• **Directions**:
Return every line of the data below that includes the string "HTML".

━━━━━ Recorded information

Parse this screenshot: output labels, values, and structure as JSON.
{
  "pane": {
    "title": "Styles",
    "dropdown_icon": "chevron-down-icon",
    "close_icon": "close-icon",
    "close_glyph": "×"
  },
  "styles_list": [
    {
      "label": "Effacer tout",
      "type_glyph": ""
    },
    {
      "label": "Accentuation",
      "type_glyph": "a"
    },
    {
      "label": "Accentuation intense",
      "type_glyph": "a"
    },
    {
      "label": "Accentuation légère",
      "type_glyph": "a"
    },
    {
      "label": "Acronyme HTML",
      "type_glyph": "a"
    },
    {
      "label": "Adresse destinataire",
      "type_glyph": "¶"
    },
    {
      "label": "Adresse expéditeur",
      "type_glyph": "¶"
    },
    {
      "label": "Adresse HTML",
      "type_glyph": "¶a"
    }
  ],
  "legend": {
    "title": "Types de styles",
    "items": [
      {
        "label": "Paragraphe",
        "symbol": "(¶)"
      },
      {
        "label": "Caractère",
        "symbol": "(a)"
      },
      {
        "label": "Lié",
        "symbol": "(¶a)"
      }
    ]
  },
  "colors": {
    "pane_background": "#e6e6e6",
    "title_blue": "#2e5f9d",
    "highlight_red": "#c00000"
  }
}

━━━━━━━━━━
━━━━━ Recorded information

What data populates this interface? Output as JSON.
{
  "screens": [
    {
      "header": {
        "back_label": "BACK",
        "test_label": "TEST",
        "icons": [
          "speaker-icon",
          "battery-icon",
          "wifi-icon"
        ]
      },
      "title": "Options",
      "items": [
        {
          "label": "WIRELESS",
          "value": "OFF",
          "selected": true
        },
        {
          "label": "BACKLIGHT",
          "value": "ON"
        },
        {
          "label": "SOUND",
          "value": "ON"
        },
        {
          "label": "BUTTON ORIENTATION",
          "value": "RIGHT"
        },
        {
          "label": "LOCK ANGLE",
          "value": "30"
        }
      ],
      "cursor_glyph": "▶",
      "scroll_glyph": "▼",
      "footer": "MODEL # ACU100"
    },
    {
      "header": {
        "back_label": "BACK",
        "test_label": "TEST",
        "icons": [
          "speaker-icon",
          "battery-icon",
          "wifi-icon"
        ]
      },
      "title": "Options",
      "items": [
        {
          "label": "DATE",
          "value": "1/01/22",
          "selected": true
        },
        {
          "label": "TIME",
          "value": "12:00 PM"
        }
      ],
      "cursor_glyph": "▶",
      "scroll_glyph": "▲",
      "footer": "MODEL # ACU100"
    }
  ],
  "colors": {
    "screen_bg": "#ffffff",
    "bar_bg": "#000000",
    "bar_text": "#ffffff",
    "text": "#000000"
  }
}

━━━━━━━━━━

• **Answer**:
      "label": "Acronyme HTML",
      "label": "Adresse HTML",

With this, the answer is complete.